The problem: The word "layer" marks the lines to find; copy every such line from the data below.

(Dataset excerpts)
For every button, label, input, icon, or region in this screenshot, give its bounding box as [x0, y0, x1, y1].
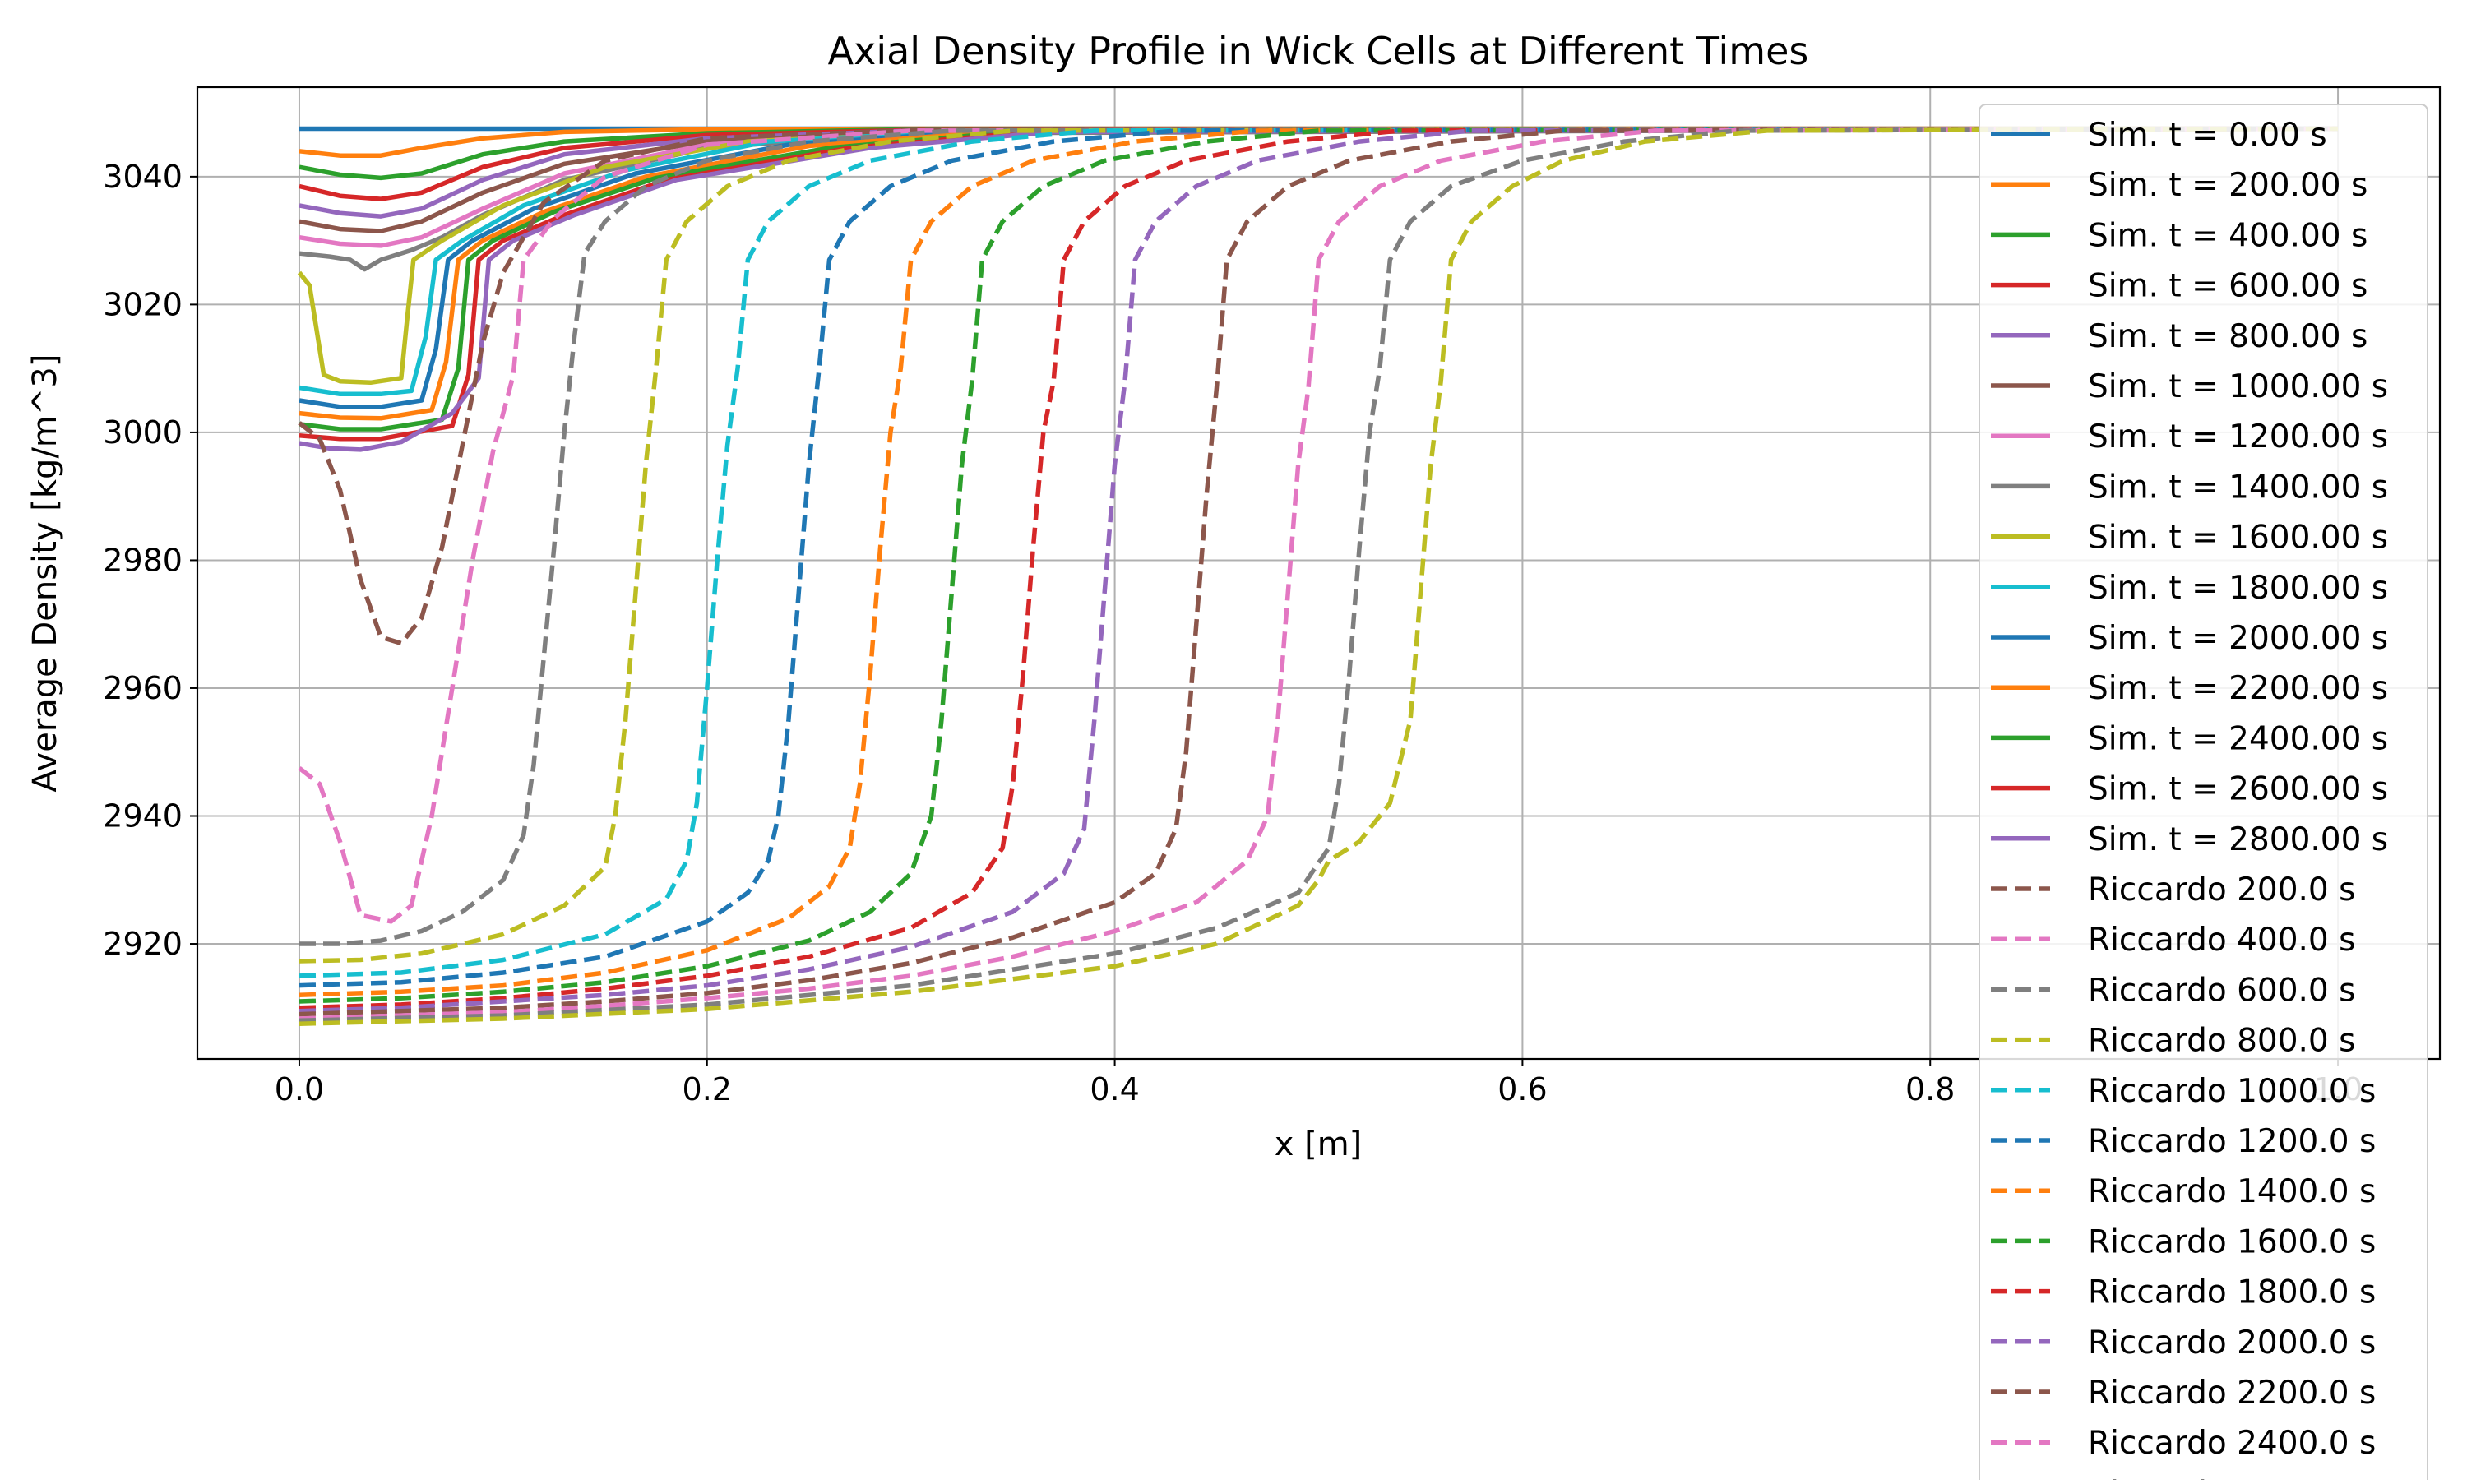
legend-frame	[1979, 104, 2428, 1484]
series-line-riccardo-15	[298, 126, 2339, 646]
legend-label: Riccardo 1000.0 s	[2088, 1073, 2376, 1110]
x-tick-label: 0.6	[1497, 1071, 1547, 1107]
legend-label: Sim. t = 2200.00 s	[2088, 670, 2388, 707]
y-tick-label: 3000	[103, 414, 183, 451]
series-line-riccardo-26	[299, 126, 2339, 1021]
chart-title: Axial Density Profile in Wick Cells at D…	[828, 29, 1809, 73]
legend: Sim. t = 0.00 s Sim. t = 200.00 s Sim. t =…	[1979, 104, 2428, 1484]
y-axis-label: Average Density [kg/m^3]	[26, 354, 64, 793]
legend-label: Sim. t = 200.00 s	[2088, 167, 2367, 204]
legend-label: Sim. t = 800.00 s	[2088, 318, 2367, 355]
series-line-riccardo-22	[299, 126, 2339, 1004]
series-line-riccardo-18	[299, 126, 2339, 964]
legend-label: Sim. t = 1000.00 s	[2088, 368, 2388, 405]
legend-label: Riccardo 1200.0 s	[2088, 1123, 2376, 1160]
legend-label: Riccardo 1400.0 s	[2088, 1173, 2376, 1210]
legend-label: Riccardo 200.0 s	[2088, 871, 2355, 908]
legend-label: Sim. t = 400.00 s	[2088, 217, 2367, 254]
legend-label: Sim. t = 2600.00 s	[2088, 771, 2388, 808]
legend-label: Sim. t = 1400.00 s	[2088, 469, 2388, 506]
legend-label: Riccardo 800.0 s	[2088, 1023, 2355, 1060]
legend-label: Riccardo 400.0 s	[2088, 922, 2355, 959]
series-line-riccardo-25	[299, 126, 2339, 1017]
series-line-sim-11	[299, 126, 2339, 421]
legend-label: Riccardo 1800.0 s	[2088, 1274, 2376, 1311]
y-tick-label: 2920	[103, 926, 183, 962]
legend-label: Sim. t = 0.00 s	[2088, 117, 2327, 154]
legend-label: Sim. t = 1800.00 s	[2088, 570, 2388, 607]
x-tick-label: 0.0	[275, 1071, 324, 1107]
x-axis-label: x [m]	[1275, 1126, 1363, 1163]
plot-frame	[196, 86, 2442, 1061]
legend-label: Riccardo 2400.0 s	[2088, 1425, 2376, 1462]
y-tick-label: 2940	[103, 798, 183, 834]
legend-label: Sim. t = 2000.00 s	[2088, 620, 2388, 657]
x-tick-label: 0.4	[1090, 1071, 1139, 1107]
series-line-riccardo-23	[299, 126, 2339, 1010]
series-line-sim-14	[299, 126, 2339, 452]
series-line-riccardo-16	[298, 126, 2339, 924]
y-tick-label: 2980	[103, 542, 183, 578]
series-line-riccardo-28	[299, 126, 2339, 1026]
series-line-sim-8	[297, 126, 2339, 386]
legend-label: Sim. t = 1200.00 s	[2088, 418, 2388, 455]
legend-label: Riccardo 2000.0 s	[2088, 1325, 2376, 1361]
legend-label: Riccardo 600.0 s	[2088, 972, 2355, 1009]
tick-layer: 0.00.20.40.60.81.02920294029602980300030…	[103, 159, 2363, 1107]
legend-label: Sim. t = 2800.00 s	[2088, 821, 2388, 858]
legend-label: Riccardo 2200.0 s	[2088, 1375, 2376, 1412]
series-layer	[297, 126, 2339, 1026]
series-line-riccardo-21	[299, 126, 2339, 997]
y-tick-label: 2960	[103, 670, 183, 706]
y-tick-label: 3040	[103, 159, 183, 195]
series-line-riccardo-17	[299, 126, 2339, 946]
legend-label: Sim. t = 1600.00 s	[2088, 520, 2388, 557]
x-tick-label: 0.2	[683, 1071, 732, 1107]
series-line-riccardo-24	[299, 126, 2339, 1014]
legend-label: Sim. t = 600.00 s	[2088, 268, 2367, 305]
legend-label: Riccardo 1600.0 s	[2088, 1223, 2376, 1260]
series-line-riccardo-19	[299, 126, 2339, 978]
series-line-riccardo-27	[299, 126, 2339, 1024]
series-line-riccardo-20	[299, 126, 2339, 988]
legend-label: Riccardo 2600.0 s	[2088, 1475, 2376, 1480]
x-tick-label: 0.8	[1905, 1071, 1955, 1107]
y-tick-label: 3020	[103, 286, 183, 322]
legend-label: Sim. t = 2400.00 s	[2088, 720, 2388, 757]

Your solution:
tick-layer: 0.00.20.40.60.81.02920294029602980300030…	[103, 159, 2363, 1107]
series-layer	[297, 126, 2339, 1026]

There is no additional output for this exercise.